• [Selected excerpt]
David Haro

Personal information
- Full name: David Haro Iniesta
- Date of birth: 17 July 1990 (age 35)
- Place of birth: L'Ametlla del Vallès, Spain
- Height: 1.65 m (5 ft 5 in)
- Position: Winger; forward;

Youth career
- 2000–2006: Ametlla Vallès
- 2006–2007: Granollers
- 2007–2008: Ametlla Vallès
- 2008–2009: Europa

Senior career*
- Years: Team / Apps / (Gls)
- 2009–2010: Sants / 31 / (16)
- 2010–2011: Prat / 35 / (11)
- 2011–2012: Hospitalet / 29 / (5)
- 2012–2013: Gimnàstic / 35 / (4)
- 2013–2015: Hospitalet / 78 / (27)
- 2015–2018: Reus / 84 / (12)
- 2018–2019: Sundsvall / 22 / (3)
- 2019–2021: Atlético Baleares / 53 / (7)
- 2021–2022: Costa Brava / 6 / (0)
- 2022: Inter Turku / 12 / (4)

= David Haro =

Spanish footballer

David Haro Iniesta (born 17 July 1990) is a Spanish footballer who plays as a right winger or a forward.

Data records:
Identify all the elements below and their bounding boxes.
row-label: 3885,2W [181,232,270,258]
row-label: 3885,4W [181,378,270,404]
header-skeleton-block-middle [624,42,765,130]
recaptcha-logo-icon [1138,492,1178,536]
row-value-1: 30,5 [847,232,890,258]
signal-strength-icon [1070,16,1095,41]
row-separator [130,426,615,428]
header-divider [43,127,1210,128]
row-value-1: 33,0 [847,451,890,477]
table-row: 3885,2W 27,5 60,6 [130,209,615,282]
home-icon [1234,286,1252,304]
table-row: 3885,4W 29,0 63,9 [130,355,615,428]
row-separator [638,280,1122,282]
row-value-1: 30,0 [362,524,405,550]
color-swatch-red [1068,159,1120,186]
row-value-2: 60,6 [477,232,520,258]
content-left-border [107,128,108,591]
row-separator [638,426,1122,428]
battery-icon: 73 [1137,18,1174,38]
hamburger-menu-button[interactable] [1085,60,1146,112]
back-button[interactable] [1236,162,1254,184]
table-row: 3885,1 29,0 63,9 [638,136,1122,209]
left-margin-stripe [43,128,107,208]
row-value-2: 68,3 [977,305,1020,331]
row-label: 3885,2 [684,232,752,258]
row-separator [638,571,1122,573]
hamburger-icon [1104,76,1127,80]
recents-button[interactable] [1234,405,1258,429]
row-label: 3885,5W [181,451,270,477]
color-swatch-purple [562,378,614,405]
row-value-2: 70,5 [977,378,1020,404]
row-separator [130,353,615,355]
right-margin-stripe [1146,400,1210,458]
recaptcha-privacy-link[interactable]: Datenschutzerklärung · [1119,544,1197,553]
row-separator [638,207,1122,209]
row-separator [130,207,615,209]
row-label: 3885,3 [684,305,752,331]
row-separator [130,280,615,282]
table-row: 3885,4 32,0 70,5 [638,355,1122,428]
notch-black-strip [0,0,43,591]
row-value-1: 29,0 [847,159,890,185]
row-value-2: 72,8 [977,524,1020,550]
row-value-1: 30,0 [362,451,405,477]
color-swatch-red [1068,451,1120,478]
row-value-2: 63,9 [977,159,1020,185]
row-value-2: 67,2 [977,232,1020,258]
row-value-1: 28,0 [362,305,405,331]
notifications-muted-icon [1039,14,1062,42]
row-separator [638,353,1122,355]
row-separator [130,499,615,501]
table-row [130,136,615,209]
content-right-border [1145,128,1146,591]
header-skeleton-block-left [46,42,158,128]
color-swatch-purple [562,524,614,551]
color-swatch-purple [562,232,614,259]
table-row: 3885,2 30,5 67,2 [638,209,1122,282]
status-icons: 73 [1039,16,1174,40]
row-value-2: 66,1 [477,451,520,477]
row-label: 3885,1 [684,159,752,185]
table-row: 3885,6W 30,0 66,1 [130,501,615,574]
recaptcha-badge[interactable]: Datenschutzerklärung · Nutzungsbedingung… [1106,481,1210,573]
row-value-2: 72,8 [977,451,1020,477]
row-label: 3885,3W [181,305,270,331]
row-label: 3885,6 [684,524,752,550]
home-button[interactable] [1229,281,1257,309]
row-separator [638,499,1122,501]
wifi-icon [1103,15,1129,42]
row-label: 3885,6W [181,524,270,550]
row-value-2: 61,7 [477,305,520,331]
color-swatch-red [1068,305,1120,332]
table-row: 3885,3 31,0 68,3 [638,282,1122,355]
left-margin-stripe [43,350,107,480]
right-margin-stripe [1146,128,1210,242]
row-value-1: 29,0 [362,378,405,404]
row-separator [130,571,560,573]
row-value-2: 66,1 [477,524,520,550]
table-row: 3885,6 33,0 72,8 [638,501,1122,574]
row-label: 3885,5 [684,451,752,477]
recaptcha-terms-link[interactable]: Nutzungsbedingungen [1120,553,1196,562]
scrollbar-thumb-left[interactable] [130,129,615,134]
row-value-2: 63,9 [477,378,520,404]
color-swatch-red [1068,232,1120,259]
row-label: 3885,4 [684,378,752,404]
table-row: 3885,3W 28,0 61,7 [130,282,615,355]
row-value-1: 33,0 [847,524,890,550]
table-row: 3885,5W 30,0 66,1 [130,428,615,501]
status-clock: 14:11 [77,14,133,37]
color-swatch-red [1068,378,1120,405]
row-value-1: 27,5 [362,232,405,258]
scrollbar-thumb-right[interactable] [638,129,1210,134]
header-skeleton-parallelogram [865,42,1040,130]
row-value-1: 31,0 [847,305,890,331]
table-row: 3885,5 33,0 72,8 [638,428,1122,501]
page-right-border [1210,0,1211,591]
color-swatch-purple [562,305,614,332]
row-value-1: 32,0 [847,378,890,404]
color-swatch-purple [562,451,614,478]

• [What needs to be done]
According to the David Haro profile, where was he born?

• [Solved problem]
L'Ametlla del Vallès, Spain